**Material to process:**
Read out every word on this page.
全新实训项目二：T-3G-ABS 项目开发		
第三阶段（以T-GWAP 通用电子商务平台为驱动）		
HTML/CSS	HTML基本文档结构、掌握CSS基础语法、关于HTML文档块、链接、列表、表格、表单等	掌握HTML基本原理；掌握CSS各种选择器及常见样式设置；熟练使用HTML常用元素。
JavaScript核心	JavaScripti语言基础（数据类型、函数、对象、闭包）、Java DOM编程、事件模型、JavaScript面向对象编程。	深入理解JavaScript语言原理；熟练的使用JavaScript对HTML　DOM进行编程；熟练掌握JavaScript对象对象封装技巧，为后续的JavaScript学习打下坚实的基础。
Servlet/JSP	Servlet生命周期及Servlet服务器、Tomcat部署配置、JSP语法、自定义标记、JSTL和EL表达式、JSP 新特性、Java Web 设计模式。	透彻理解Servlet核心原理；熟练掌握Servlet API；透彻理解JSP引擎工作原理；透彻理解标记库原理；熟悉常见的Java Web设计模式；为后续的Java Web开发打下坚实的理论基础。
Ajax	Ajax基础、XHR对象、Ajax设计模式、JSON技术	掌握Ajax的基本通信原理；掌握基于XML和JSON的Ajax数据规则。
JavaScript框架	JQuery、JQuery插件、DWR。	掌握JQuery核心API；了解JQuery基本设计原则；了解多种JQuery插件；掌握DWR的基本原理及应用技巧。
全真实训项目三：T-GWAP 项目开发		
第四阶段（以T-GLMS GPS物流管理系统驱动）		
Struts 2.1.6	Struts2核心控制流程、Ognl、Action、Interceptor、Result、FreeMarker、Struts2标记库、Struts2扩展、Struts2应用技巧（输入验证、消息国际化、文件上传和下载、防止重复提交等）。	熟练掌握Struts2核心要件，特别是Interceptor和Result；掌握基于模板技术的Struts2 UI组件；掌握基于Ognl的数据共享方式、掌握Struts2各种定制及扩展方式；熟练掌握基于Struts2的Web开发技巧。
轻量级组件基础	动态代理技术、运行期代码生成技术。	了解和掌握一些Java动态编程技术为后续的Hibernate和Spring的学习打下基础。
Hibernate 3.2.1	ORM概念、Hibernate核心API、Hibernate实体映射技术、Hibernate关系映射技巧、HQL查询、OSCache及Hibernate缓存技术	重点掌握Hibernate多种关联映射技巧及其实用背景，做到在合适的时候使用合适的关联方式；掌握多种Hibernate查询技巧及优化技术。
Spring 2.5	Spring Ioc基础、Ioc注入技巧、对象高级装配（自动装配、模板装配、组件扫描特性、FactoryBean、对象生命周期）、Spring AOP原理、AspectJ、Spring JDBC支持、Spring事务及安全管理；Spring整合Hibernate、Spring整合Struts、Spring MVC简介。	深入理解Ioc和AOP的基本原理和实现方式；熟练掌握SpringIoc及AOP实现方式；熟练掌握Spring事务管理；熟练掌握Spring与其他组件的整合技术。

**Directions:** Transcribe all of the entries without altering anything.

**The reply:**
Read out every word on this page.
全新实训项目二：T-3G-ABS 项目开发		
第三阶段（以T-GWAP 通用电子商务平台为驱动）		
HTML/CSS	HTML基本文档结构、掌握CSS基础语法、关于HTML文档块、链接、列表、表格、表单等	掌握HTML基本原理；掌握CSS各种选择器及常见样式设置；熟练使用HTML常用元素。
JavaScript核心	JavaScripti语言基础（数据类型、函数、对象、闭包）、Java DOM编程、事件模型、JavaScript面向对象编程。	深入理解JavaScript语言原理；熟练的使用JavaScript对HTML　DOM进行编程；熟练掌握JavaScript对象对象封装技巧，为后续的JavaScript学习打下坚实的基础。
Servlet/JSP	Servlet生命周期及Servlet服务器、Tomcat部署配置、JSP语法、自定义标记、JSTL和EL表达式、JSP 新特性、Java Web 设计模式。	透彻理解Servlet核心原理；熟练掌握Servlet API；透彻理解JSP引擎工作原理；透彻理解标记库原理；熟悉常见的Java Web设计模式；为后续的Java Web开发打下坚实的理论基础。
Ajax	Ajax基础、XHR对象、Ajax设计模式、JSON技术	掌握Ajax的基本通信原理；掌握基于XML和JSON的Ajax数据规则。
JavaScript框架	JQuery、JQuery插件、DWR。	掌握JQuery核心API；了解JQuery基本设计原则；了解多种JQuery插件；掌握DWR的基本原理及应用技巧。
全真实训项目三：T-GWAP 项目开发		
第四阶段（以T-GLMS GPS物流管理系统驱动）		
Struts 2.1.6	Struts2核心控制流程、Ognl、Action、Interceptor、Result、FreeMarker、Struts2标记库、Struts2扩展、Struts2应用技巧（输入验证、消息国际化、文件上传和下载、防止重复提交等）。	熟练掌握Struts2核心要件，特别是Interceptor和Result；掌握基于模板技术的Struts2 UI组件；掌握基于Ognl的数据共享方式、掌握Struts2各种定制及扩展方式；熟练掌握基于Struts2的Web开发技巧。
轻量级组件基础	动态代理技术、运行期代码生成技术。	了解和掌握一些Java动态编程技术为后续的Hibernate和Spring的学习打下基础。
Hibernate 3.2.1	ORM概念、Hibernate核心API、Hibernate实体映射技术、Hibernate关系映射技巧、HQL查询、OSCache及Hibernate缓存技术	重点掌握Hibernate多种关联映射技巧及其实用背景，做到在合适的时候使用合适的关联方式；掌握多种Hibernate查询技巧及优化技术。
Spring 2.5	Spring Ioc基础、Ioc注入技巧、对象高级装配（自动装配、模板装配、组件扫描特性、FactoryBean、对象生命周期）、Spring AOP原理、AspectJ、Spring JDBC支持、Spring事务及安全管理；Spring整合Hibernate、Spring整合Struts、Spring MVC简介。	深入理解Ioc和AOP的基本原理和实现方式；熟练掌握SpringIoc及AOP实现方式；熟练掌握Spring事务管理；熟练掌握Spring与其他组件的整合技术。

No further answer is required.